> **DESCRIPTION OF THE TASK**: Only the number is wanted: how many lines in the data contain "monitor"?

====

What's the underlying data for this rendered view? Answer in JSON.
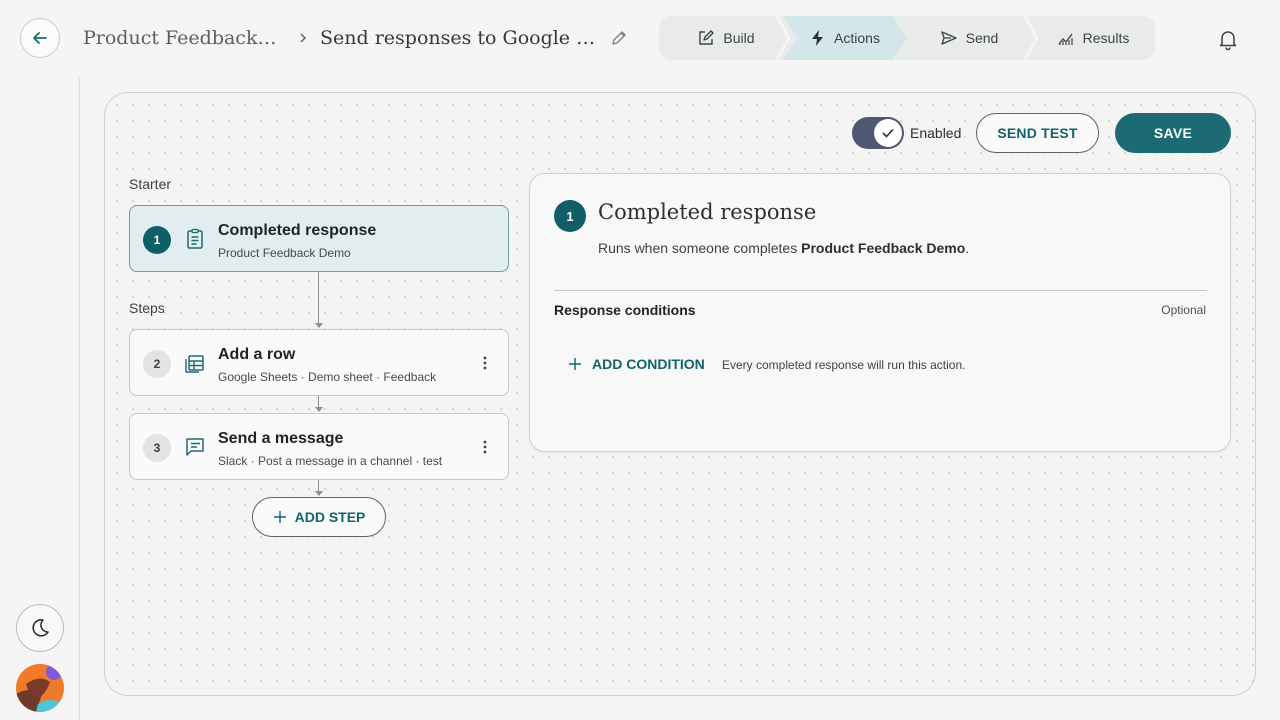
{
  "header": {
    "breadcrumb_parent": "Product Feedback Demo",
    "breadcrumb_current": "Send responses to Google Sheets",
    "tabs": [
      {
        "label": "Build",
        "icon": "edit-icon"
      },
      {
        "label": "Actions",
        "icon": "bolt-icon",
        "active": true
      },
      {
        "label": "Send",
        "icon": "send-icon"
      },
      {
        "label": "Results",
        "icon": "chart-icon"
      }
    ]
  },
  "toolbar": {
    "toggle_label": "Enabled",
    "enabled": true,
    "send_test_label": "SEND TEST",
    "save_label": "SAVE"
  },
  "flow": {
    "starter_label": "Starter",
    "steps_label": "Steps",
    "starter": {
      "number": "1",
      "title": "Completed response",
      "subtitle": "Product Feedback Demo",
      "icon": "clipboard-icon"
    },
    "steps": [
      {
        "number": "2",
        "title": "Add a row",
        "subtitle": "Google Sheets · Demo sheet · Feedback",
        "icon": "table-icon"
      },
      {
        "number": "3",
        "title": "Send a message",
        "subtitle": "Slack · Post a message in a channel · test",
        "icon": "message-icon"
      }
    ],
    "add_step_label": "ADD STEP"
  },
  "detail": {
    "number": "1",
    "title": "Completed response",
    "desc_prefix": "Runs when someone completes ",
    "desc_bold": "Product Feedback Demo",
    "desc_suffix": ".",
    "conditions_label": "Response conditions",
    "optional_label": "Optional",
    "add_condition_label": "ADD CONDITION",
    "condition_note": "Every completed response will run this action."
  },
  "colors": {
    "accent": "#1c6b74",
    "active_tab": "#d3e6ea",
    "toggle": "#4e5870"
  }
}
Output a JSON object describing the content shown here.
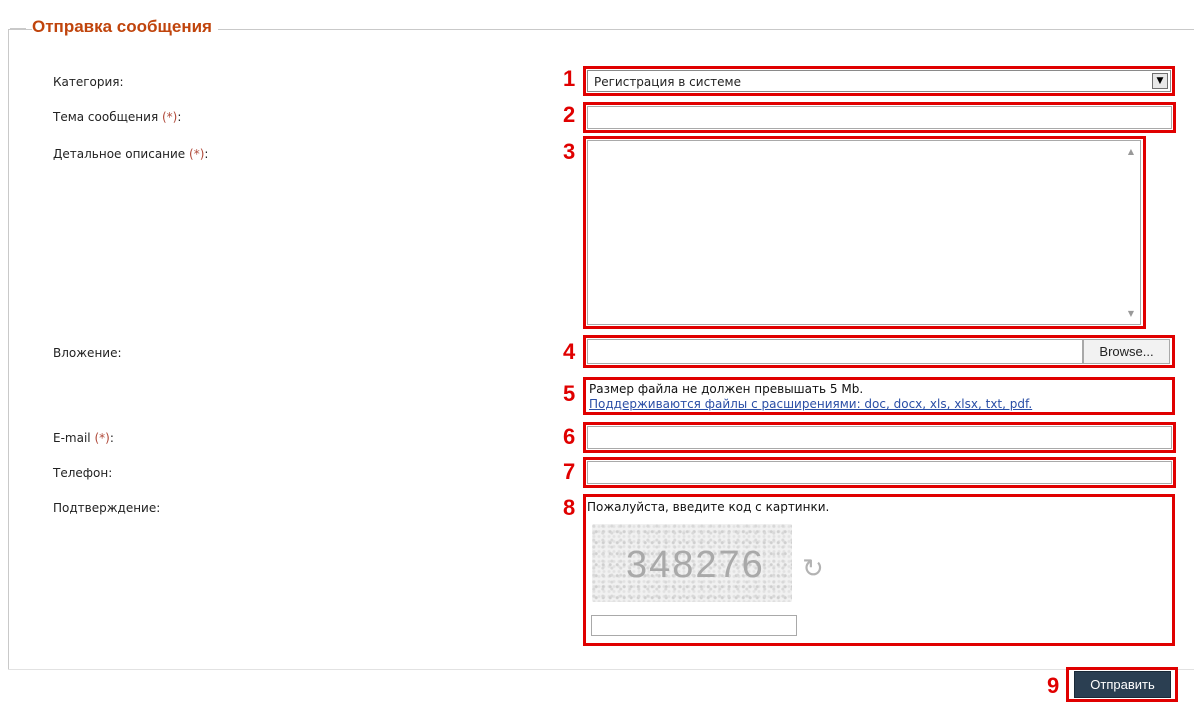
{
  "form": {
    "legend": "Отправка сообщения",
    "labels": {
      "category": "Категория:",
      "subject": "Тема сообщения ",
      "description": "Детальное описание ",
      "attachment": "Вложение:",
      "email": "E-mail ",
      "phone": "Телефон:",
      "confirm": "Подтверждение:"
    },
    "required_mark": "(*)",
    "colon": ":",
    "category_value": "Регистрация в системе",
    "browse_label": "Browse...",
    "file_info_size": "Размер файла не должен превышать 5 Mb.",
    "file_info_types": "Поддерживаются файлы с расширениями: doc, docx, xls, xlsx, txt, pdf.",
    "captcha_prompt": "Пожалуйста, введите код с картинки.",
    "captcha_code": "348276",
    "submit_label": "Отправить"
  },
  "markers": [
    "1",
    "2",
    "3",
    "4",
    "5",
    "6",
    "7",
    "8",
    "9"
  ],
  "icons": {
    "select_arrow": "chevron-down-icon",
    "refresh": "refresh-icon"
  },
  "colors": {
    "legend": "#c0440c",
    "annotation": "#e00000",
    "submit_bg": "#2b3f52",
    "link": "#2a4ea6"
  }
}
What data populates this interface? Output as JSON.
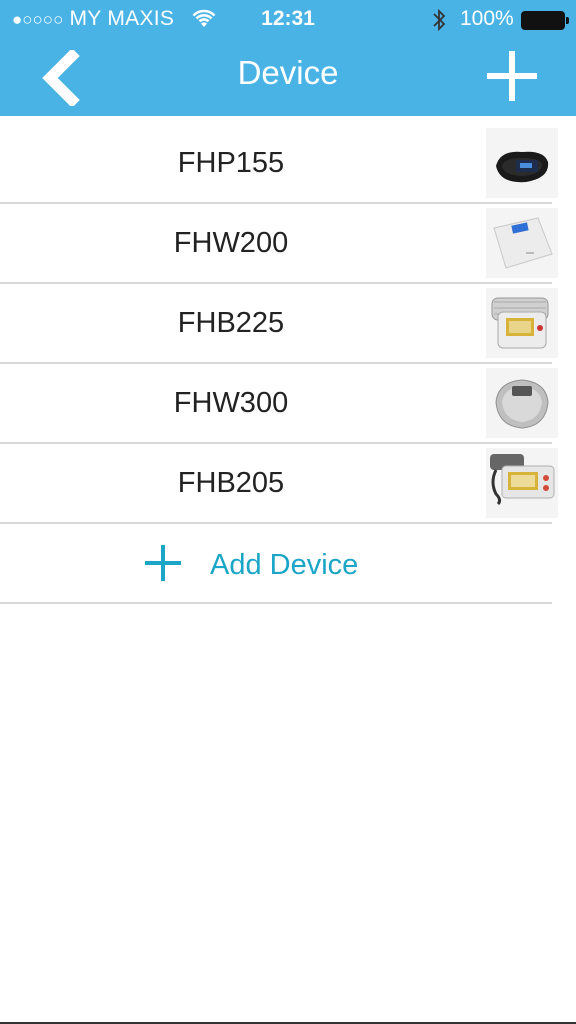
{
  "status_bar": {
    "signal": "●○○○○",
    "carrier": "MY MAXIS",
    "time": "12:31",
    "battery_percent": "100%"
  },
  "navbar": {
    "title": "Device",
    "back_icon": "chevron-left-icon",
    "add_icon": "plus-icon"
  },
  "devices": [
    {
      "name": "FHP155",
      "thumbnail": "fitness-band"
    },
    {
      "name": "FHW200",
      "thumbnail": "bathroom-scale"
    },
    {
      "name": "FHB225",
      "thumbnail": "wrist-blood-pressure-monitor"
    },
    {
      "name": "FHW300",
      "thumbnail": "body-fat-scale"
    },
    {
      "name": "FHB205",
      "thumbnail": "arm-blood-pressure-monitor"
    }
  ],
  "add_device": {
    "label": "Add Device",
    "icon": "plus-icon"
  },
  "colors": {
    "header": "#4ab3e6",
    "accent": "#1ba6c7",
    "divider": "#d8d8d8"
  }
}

====

> **ANSWER TO THE TASK**: 2